[start RAW DATA]

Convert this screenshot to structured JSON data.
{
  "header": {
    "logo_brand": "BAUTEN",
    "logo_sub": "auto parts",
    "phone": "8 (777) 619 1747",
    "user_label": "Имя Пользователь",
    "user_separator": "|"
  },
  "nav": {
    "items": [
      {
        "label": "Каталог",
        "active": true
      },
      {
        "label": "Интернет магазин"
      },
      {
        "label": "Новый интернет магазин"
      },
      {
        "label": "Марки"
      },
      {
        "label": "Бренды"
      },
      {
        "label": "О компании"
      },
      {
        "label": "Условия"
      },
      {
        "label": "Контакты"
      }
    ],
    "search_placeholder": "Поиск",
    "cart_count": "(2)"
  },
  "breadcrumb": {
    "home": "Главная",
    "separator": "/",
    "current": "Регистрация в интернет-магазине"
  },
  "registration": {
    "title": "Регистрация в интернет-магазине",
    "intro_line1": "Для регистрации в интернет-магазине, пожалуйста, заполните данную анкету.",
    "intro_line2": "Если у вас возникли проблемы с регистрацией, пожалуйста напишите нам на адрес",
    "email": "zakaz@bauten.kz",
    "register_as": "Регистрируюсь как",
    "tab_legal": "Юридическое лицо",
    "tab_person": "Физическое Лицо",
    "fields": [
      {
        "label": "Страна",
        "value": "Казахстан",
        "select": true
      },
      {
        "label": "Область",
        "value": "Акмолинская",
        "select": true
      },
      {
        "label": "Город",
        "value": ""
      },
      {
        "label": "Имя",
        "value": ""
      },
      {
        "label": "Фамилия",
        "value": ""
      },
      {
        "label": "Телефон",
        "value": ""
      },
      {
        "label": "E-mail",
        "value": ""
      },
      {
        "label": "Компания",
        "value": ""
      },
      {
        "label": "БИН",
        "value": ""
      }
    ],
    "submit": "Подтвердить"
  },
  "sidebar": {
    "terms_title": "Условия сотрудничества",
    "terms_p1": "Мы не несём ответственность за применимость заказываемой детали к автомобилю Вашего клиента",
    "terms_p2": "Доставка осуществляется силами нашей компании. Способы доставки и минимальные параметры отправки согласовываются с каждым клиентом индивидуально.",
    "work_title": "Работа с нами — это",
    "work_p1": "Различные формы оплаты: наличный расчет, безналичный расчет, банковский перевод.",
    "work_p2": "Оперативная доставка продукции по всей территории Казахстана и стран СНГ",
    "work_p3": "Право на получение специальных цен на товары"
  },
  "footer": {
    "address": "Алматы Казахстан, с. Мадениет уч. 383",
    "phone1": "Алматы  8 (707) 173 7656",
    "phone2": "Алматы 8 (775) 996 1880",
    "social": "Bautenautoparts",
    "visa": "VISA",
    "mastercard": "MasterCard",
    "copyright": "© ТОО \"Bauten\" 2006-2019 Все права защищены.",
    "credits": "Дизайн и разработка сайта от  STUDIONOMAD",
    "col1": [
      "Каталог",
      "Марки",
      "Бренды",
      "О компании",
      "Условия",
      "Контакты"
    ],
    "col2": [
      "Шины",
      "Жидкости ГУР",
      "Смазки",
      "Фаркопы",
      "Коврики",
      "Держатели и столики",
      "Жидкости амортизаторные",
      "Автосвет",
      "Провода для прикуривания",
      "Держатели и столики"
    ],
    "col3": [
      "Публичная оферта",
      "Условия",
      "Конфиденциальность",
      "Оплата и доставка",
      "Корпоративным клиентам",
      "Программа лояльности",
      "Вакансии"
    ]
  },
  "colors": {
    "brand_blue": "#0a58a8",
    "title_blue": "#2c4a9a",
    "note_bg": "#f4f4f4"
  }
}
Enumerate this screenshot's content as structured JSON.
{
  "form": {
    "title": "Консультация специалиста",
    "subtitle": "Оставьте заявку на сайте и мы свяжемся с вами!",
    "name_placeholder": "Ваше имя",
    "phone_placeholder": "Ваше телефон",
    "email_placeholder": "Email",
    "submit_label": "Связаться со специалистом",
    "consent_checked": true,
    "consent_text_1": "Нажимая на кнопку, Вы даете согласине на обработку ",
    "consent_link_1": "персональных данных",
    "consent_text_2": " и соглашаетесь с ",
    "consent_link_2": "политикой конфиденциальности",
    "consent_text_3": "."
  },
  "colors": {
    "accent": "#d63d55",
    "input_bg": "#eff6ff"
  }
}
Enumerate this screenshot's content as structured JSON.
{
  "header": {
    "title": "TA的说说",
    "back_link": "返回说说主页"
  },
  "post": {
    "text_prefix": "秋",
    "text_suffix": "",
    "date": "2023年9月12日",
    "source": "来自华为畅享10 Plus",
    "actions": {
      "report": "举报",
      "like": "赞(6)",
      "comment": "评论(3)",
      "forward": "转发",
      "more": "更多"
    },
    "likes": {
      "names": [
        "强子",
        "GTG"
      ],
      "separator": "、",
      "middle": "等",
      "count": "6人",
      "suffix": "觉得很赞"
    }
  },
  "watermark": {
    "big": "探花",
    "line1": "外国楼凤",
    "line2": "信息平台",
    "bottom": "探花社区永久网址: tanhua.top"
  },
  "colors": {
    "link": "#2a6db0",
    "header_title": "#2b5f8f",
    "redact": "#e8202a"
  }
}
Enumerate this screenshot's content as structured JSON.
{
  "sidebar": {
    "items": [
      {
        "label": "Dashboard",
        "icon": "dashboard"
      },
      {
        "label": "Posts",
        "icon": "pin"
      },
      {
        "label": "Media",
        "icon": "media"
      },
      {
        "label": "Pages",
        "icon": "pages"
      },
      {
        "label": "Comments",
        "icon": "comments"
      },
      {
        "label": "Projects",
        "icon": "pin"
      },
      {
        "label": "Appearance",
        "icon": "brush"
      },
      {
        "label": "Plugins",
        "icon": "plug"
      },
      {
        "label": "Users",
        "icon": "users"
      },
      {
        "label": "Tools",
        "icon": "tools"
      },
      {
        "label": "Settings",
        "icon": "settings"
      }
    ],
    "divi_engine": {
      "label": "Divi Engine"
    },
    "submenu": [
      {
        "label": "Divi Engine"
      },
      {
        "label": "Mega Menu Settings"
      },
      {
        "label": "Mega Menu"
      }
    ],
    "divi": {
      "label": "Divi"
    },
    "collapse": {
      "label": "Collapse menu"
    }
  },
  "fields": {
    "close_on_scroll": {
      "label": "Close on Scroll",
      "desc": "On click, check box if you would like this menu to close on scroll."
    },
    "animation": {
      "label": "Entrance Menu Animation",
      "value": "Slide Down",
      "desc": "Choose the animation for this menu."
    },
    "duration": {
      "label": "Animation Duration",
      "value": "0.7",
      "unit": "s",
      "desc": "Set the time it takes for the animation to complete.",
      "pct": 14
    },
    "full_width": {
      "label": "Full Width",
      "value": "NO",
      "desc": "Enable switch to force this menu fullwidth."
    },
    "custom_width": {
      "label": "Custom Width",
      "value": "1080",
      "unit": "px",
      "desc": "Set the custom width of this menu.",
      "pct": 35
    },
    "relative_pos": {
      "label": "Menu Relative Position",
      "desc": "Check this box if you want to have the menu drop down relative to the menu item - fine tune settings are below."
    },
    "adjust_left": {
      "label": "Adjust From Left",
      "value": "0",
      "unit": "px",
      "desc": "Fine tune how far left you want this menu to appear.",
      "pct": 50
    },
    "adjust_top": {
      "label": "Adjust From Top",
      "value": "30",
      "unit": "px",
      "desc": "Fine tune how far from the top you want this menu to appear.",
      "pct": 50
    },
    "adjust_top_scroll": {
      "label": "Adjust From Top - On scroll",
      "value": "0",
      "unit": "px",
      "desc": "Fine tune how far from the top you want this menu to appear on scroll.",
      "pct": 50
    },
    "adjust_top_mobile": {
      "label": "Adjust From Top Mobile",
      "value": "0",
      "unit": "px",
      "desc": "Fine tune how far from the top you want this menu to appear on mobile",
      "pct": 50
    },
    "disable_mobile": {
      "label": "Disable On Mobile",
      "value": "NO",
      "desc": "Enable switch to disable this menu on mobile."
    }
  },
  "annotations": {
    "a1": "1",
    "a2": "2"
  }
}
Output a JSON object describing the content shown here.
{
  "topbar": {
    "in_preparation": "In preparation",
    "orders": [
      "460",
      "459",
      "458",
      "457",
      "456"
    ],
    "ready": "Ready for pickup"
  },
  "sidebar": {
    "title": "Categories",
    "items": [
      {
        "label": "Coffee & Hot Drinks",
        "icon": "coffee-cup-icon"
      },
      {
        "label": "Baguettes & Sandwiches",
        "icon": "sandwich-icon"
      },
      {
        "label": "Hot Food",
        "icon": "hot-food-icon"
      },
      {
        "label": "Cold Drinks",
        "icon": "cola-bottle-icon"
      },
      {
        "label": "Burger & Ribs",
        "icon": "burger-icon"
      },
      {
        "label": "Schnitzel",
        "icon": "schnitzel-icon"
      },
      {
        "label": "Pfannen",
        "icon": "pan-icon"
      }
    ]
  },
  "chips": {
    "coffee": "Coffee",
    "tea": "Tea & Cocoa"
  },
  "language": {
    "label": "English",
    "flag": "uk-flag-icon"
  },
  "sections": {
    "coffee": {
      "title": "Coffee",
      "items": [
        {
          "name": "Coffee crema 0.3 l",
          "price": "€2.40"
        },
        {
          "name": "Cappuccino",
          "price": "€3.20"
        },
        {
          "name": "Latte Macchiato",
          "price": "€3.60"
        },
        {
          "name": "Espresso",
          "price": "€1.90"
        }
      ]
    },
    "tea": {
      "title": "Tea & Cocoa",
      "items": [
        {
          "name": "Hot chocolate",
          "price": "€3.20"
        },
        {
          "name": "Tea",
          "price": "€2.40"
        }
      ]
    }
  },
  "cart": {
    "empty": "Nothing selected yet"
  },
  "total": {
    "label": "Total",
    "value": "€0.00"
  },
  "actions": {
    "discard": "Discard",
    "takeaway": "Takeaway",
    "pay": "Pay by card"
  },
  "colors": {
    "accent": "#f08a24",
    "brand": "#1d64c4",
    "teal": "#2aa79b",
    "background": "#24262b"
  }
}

[end RAW DATA]

» GIVEN TASK
Check each line above for the string "true", then copy the ones that have it.

» WRITTEN SOLUTION
        "active": true
        "select": true
        "select": true
    "consent_checked": true,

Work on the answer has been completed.